* begin *

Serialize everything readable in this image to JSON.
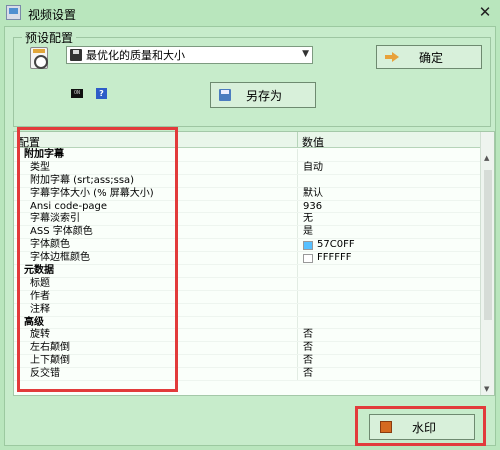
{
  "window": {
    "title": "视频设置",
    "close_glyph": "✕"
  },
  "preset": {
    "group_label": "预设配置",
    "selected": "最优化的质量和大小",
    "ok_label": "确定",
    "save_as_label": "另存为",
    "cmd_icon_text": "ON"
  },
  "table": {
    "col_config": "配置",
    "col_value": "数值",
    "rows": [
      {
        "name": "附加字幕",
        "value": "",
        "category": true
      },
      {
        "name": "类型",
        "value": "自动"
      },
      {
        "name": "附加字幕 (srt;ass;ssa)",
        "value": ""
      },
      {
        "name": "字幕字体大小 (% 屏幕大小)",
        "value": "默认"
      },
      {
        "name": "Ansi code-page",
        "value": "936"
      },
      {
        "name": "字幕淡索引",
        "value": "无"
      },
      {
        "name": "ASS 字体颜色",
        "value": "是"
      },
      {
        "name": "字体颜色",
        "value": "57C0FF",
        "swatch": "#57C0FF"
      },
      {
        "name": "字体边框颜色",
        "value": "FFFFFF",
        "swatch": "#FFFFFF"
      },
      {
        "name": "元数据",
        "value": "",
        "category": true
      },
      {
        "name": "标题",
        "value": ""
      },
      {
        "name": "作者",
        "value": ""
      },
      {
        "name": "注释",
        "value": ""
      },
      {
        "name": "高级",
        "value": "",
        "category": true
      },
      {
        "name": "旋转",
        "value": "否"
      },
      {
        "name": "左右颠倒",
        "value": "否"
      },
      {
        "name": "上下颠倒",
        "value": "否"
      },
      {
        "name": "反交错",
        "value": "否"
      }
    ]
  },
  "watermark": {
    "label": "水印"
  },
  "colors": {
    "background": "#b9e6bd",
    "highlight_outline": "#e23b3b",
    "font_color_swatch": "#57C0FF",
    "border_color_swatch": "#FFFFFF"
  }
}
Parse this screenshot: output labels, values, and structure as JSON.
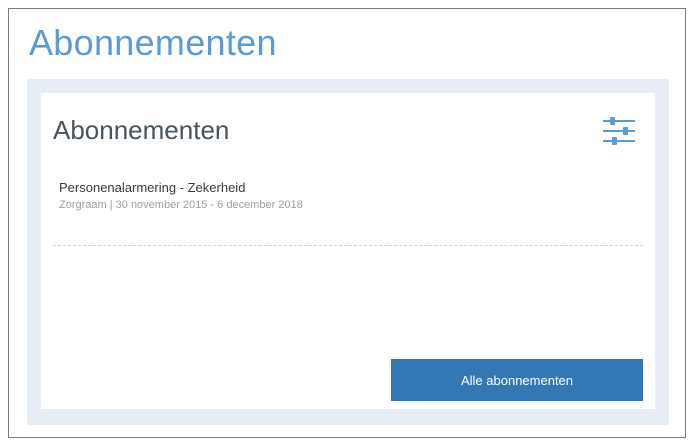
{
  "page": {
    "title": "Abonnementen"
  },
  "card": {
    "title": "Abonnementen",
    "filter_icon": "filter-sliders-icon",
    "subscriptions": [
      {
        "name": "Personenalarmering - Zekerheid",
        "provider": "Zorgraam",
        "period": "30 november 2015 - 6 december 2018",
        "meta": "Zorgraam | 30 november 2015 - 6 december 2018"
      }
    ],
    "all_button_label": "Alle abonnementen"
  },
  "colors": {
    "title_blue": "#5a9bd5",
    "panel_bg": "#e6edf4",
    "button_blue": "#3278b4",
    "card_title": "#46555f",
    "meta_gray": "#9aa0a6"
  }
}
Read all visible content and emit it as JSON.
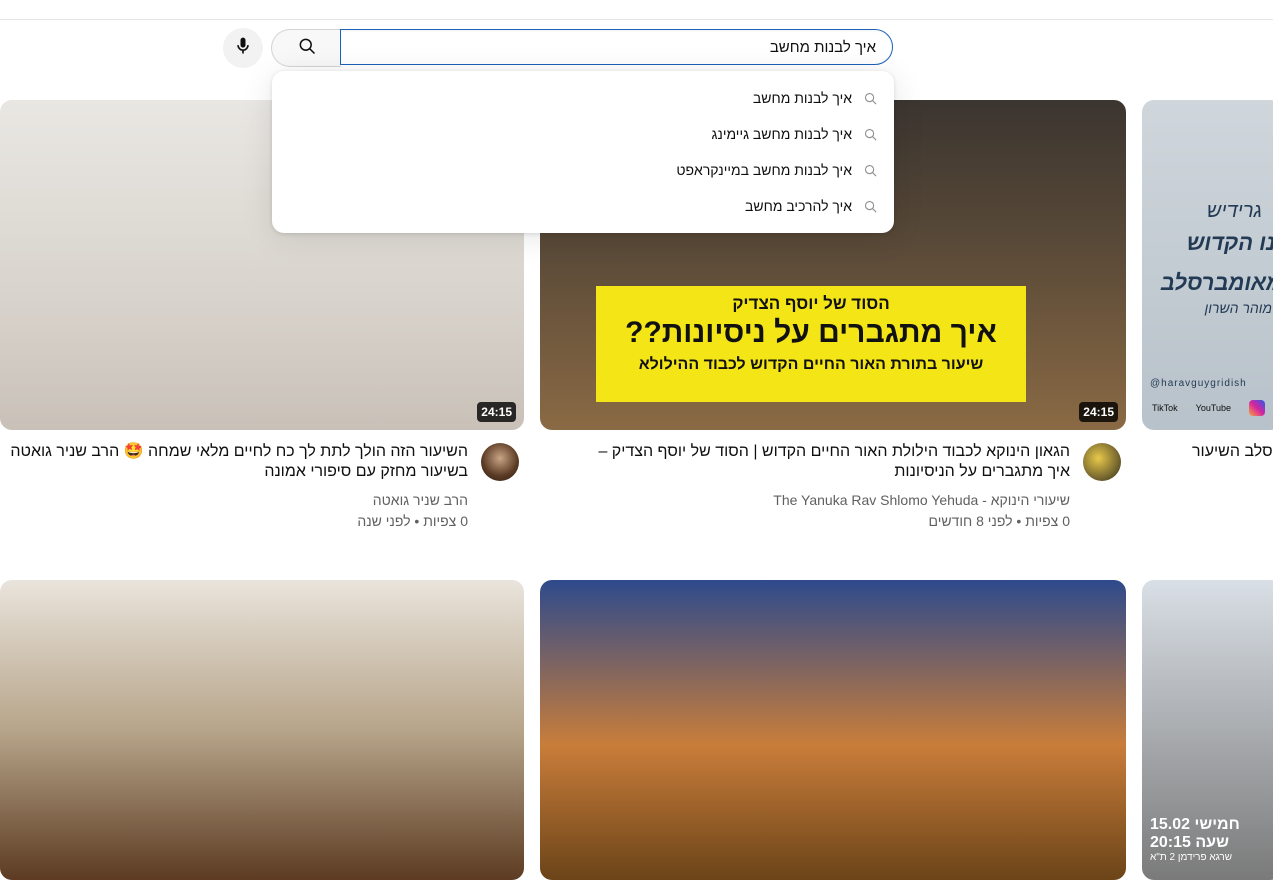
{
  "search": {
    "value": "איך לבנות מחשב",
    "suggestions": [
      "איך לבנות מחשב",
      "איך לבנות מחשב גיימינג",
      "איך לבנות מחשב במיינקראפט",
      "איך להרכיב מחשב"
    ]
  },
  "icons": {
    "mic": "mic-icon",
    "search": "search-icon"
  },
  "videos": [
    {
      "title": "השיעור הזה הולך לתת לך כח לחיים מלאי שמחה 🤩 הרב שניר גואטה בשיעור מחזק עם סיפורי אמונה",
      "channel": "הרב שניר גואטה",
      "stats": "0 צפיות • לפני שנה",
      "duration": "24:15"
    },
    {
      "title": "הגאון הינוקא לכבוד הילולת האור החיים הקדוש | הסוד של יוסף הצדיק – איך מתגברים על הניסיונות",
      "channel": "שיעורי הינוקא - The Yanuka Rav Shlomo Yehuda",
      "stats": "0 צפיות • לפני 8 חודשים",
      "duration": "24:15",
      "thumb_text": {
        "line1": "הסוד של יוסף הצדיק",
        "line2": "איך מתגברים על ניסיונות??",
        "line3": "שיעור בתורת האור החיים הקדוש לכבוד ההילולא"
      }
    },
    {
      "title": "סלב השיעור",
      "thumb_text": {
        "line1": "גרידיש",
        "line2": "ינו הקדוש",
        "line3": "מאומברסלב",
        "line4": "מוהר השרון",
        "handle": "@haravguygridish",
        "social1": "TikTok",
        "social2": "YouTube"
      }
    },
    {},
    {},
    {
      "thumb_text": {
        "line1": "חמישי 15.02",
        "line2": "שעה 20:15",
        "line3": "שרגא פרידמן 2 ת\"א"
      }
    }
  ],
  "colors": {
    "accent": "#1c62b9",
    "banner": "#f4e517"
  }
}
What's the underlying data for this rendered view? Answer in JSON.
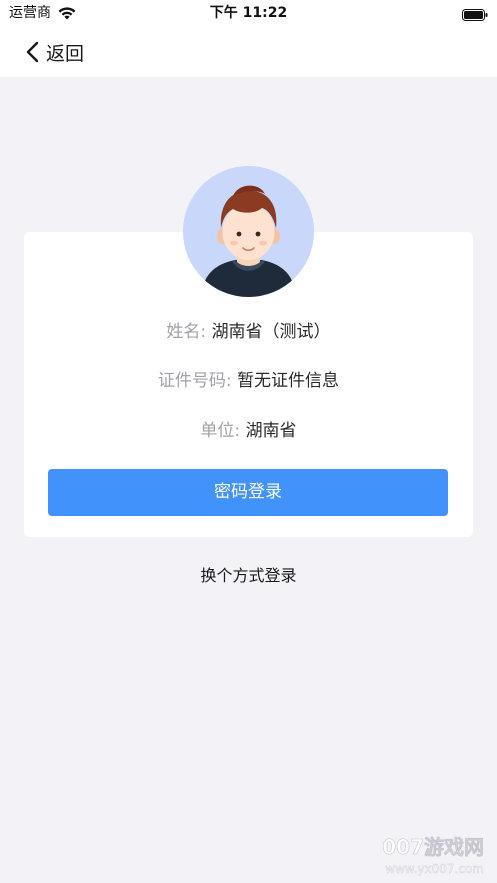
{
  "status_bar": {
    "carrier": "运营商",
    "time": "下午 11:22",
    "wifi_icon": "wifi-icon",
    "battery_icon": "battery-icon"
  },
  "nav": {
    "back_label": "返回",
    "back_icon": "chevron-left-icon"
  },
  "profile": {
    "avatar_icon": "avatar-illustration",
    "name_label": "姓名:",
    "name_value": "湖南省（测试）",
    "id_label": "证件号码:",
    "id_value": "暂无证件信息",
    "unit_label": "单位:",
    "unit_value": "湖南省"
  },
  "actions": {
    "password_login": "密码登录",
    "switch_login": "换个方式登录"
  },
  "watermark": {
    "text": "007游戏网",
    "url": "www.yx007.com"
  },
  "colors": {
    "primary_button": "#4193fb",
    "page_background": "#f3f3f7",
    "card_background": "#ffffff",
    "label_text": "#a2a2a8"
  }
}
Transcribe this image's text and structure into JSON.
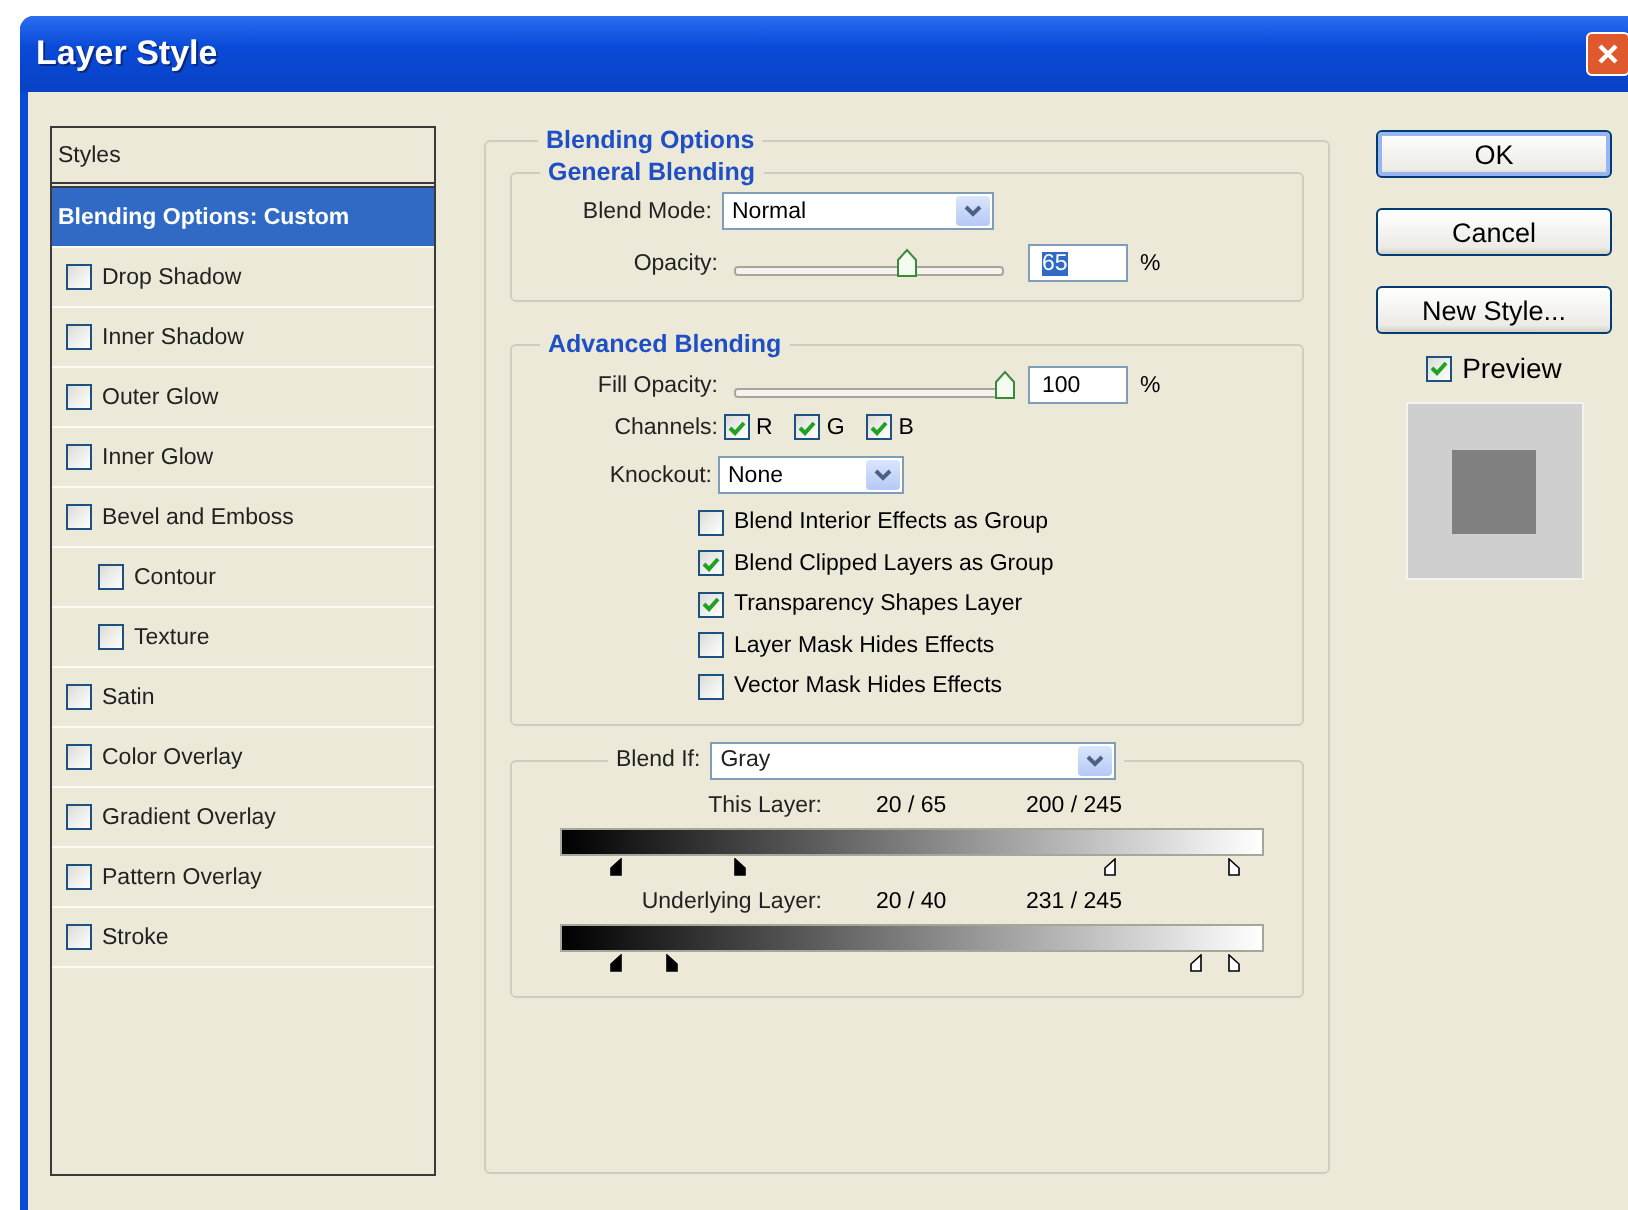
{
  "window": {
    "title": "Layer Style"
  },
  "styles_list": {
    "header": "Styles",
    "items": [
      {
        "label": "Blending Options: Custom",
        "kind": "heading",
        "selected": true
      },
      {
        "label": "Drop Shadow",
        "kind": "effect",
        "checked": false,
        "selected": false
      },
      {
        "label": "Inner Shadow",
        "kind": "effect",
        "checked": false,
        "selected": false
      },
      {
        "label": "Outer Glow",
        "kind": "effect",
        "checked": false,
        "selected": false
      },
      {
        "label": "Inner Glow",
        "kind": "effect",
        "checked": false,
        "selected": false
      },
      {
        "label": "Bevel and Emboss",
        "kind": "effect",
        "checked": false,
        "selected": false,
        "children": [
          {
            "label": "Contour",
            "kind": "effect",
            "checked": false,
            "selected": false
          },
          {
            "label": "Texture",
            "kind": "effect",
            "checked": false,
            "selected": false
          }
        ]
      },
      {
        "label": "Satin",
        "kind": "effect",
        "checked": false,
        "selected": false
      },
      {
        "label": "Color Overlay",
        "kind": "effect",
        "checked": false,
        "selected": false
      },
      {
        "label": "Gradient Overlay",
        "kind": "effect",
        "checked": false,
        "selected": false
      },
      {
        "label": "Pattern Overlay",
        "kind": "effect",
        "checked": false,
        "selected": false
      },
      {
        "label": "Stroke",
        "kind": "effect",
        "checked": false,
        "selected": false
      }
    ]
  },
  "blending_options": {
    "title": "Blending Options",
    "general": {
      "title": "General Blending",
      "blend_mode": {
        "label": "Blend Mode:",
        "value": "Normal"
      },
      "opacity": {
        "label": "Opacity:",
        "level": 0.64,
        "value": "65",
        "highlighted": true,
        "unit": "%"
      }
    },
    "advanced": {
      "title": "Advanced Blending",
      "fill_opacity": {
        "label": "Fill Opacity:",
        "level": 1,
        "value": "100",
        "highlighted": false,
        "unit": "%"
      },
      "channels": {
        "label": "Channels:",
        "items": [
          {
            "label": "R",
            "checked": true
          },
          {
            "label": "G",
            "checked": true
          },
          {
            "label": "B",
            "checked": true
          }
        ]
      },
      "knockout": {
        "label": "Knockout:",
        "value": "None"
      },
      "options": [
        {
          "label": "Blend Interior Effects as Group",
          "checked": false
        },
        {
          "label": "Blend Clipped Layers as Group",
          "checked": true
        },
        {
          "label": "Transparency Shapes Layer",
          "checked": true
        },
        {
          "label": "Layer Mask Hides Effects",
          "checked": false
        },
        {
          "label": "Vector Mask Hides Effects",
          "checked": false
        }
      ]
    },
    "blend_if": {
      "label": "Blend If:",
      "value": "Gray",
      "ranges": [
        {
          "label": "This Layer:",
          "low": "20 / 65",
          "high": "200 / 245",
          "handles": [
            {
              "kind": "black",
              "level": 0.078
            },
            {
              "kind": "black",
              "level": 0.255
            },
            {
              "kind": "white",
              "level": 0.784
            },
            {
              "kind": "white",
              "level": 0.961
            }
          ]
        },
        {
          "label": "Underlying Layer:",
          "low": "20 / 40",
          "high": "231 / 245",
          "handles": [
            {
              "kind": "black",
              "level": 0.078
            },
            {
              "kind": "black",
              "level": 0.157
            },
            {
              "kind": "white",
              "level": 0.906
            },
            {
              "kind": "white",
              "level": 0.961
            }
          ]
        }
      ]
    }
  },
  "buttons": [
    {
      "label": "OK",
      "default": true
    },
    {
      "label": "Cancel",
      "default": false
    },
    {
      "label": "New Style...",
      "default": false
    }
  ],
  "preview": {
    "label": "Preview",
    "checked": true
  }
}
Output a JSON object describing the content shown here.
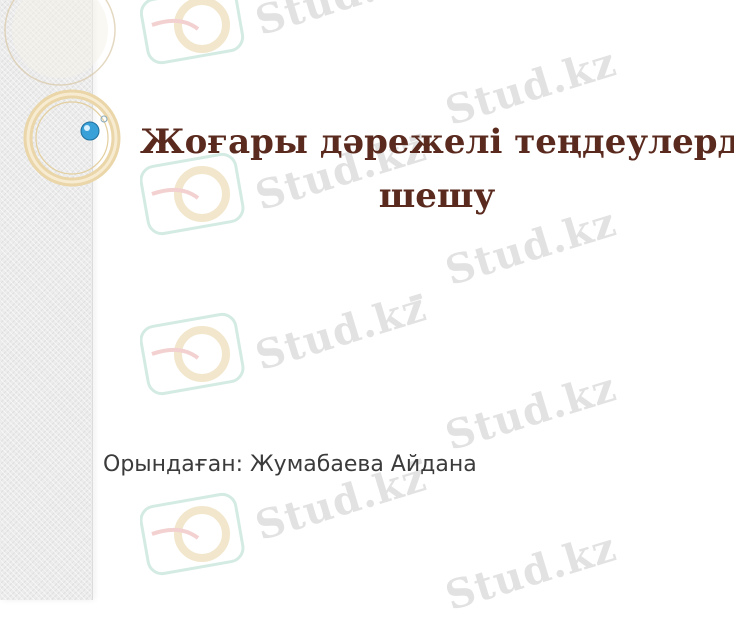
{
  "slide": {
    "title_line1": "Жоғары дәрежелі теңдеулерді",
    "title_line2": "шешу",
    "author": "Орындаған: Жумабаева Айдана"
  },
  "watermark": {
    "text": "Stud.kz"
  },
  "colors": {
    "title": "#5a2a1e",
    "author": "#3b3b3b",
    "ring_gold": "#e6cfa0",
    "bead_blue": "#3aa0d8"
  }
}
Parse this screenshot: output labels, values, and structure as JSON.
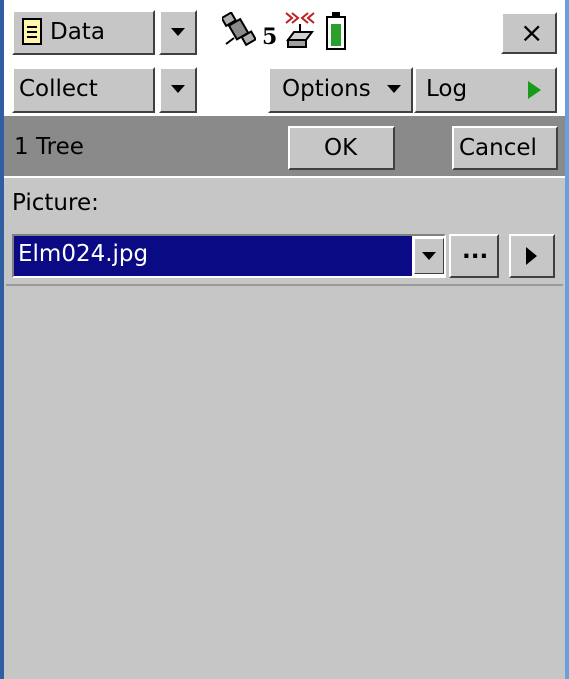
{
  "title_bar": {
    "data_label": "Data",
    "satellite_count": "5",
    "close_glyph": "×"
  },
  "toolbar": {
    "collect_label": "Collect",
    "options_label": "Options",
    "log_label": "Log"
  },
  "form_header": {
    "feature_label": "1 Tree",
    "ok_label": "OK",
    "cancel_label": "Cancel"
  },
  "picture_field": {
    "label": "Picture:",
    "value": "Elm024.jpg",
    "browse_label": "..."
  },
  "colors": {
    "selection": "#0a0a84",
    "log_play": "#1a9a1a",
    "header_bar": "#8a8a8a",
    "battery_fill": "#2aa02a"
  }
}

* end *

Omit the pictures and print again exactly the lines from the one with "Output a JSON" through the final line of the entries, both ends included.

CORRECT OUTPUT:
Output a JSON object describing the content shown here.
{
  "slide": {
    "title_line1": "Жоғары дәрежелі теңдеулерді",
    "title_line2": "шешу",
    "author": "Орындаған: Жумабаева Айдана"
  },
  "watermark": {
    "text": "Stud.kz"
  },
  "colors": {
    "title": "#5a2a1e",
    "author": "#3b3b3b",
    "ring_gold": "#e6cfa0",
    "bead_blue": "#3aa0d8"
  }
}
Parse this screenshot: output labels, values, and structure as JSON.
{
  "title_bar": {
    "data_label": "Data",
    "satellite_count": "5",
    "close_glyph": "×"
  },
  "toolbar": {
    "collect_label": "Collect",
    "options_label": "Options",
    "log_label": "Log"
  },
  "form_header": {
    "feature_label": "1 Tree",
    "ok_label": "OK",
    "cancel_label": "Cancel"
  },
  "picture_field": {
    "label": "Picture:",
    "value": "Elm024.jpg",
    "browse_label": "..."
  },
  "colors": {
    "selection": "#0a0a84",
    "log_play": "#1a9a1a",
    "header_bar": "#8a8a8a",
    "battery_fill": "#2aa02a"
  }
}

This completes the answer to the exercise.